**What you should do:** In the listing that follows, how many lines contain the string "системе"? Provide only the number.

**Supplied material:**

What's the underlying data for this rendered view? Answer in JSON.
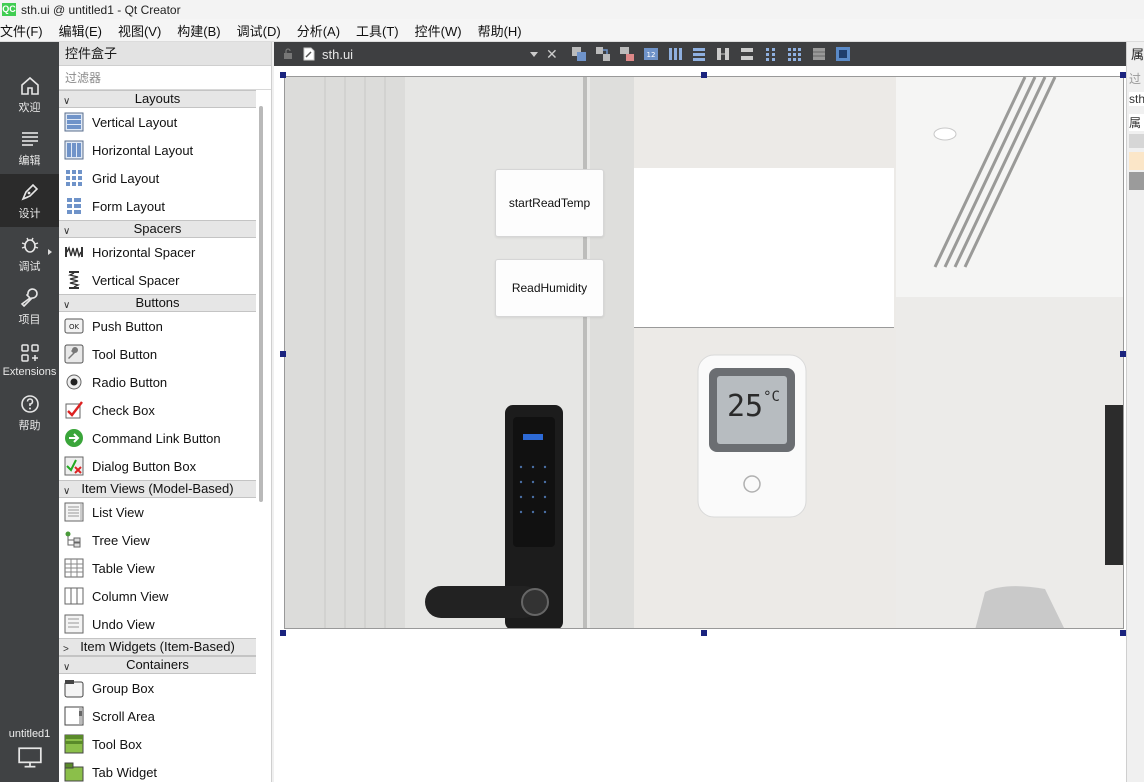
{
  "window": {
    "title": "sth.ui @ untitled1 - Qt Creator",
    "app_icon": "QC"
  },
  "menubar": [
    "文件(F)",
    "编辑(E)",
    "视图(V)",
    "构建(B)",
    "调试(D)",
    "分析(A)",
    "工具(T)",
    "控件(W)",
    "帮助(H)"
  ],
  "modes": [
    {
      "label": "欢迎",
      "icon": "home-icon"
    },
    {
      "label": "编辑",
      "icon": "edit-lines-icon"
    },
    {
      "label": "设计",
      "icon": "pen-icon"
    },
    {
      "label": "调试",
      "icon": "bug-icon"
    },
    {
      "label": "项目",
      "icon": "wrench-icon"
    },
    {
      "label": "Extensions",
      "icon": "extensions-icon"
    },
    {
      "label": "帮助",
      "icon": "help-icon"
    }
  ],
  "kit": {
    "label": "untitled1"
  },
  "widgetbox": {
    "title": "控件盒子",
    "filter_placeholder": "过滤器",
    "categories": {
      "layouts": "Layouts",
      "spacers": "Spacers",
      "buttons": "Buttons",
      "item_views": "Item Views (Model-Based)",
      "item_widgets": "Item Widgets (Item-Based)",
      "containers": "Containers"
    },
    "items": {
      "vertical_layout": "Vertical Layout",
      "horizontal_layout": "Horizontal Layout",
      "grid_layout": "Grid Layout",
      "form_layout": "Form Layout",
      "horizontal_spacer": "Horizontal Spacer",
      "vertical_spacer": "Vertical Spacer",
      "push_button": "Push Button",
      "tool_button": "Tool Button",
      "radio_button": "Radio Button",
      "check_box": "Check Box",
      "command_link_button": "Command Link Button",
      "dialog_button_box": "Dialog Button Box",
      "list_view": "List View",
      "tree_view": "Tree View",
      "table_view": "Table View",
      "column_view": "Column View",
      "undo_view": "Undo View",
      "group_box": "Group Box",
      "scroll_area": "Scroll Area",
      "tool_box": "Tool Box",
      "tab_widget": "Tab Widget"
    }
  },
  "editor": {
    "document": "sth.ui",
    "form_buttons": {
      "start_read_temp": "startReadTemp",
      "read_humidity": "ReadHumidity"
    },
    "device_display": {
      "value": "25",
      "unit": "°C"
    }
  },
  "rightpanel": {
    "title": "属",
    "rows": [
      "过",
      "sth",
      "属"
    ]
  },
  "colors": {
    "modebar": "#404244",
    "toolbar": "#3e3f41",
    "handle": "#1a237e",
    "qt_green": "#41cd52"
  }
}
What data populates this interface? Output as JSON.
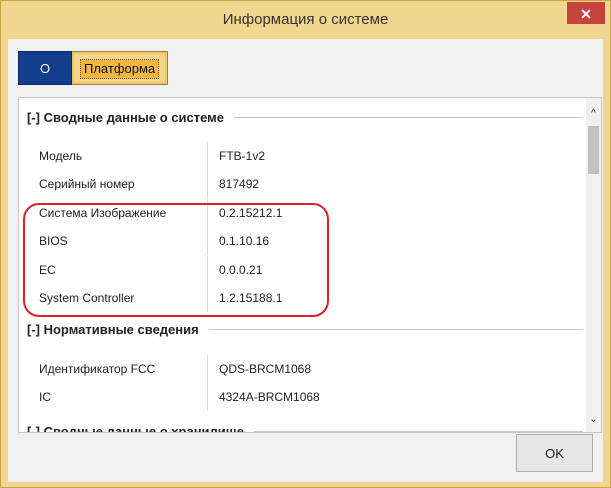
{
  "window": {
    "title": "Информация о системе",
    "close_glyph": "✕"
  },
  "tabs": [
    {
      "label": "О",
      "active": true
    },
    {
      "label": "Платформа",
      "active": false
    }
  ],
  "sections": [
    {
      "title": "[-] Сводные данные о системе",
      "rows": [
        {
          "label": "Модель",
          "value": "FTB-1v2"
        },
        {
          "label": "Серийный номер",
          "value": "817492"
        },
        {
          "label": "Система Изображение",
          "value": "0.2.15212.1"
        },
        {
          "label": "BIOS",
          "value": "0.1.10.16"
        },
        {
          "label": "EC",
          "value": "0.0.0.21"
        },
        {
          "label": "System Controller",
          "value": "1.2.15188.1"
        }
      ]
    },
    {
      "title": "[-] Нормативные сведения",
      "rows": [
        {
          "label": "Идентификатор FCC",
          "value": "QDS-BRCM1068"
        },
        {
          "label": "IC",
          "value": "4324A-BRCM1068"
        }
      ]
    },
    {
      "title": "[-] Сводные данные о хранилище",
      "rows": []
    }
  ],
  "scroll": {
    "up_glyph": "^",
    "down_glyph": "⌄"
  },
  "footer": {
    "ok_label": "OK"
  },
  "colors": {
    "accent_frame": "#f0d68e",
    "tab_active": "#123d8c",
    "highlight": "#e0202a",
    "close": "#c7423f"
  }
}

**Written response:** 2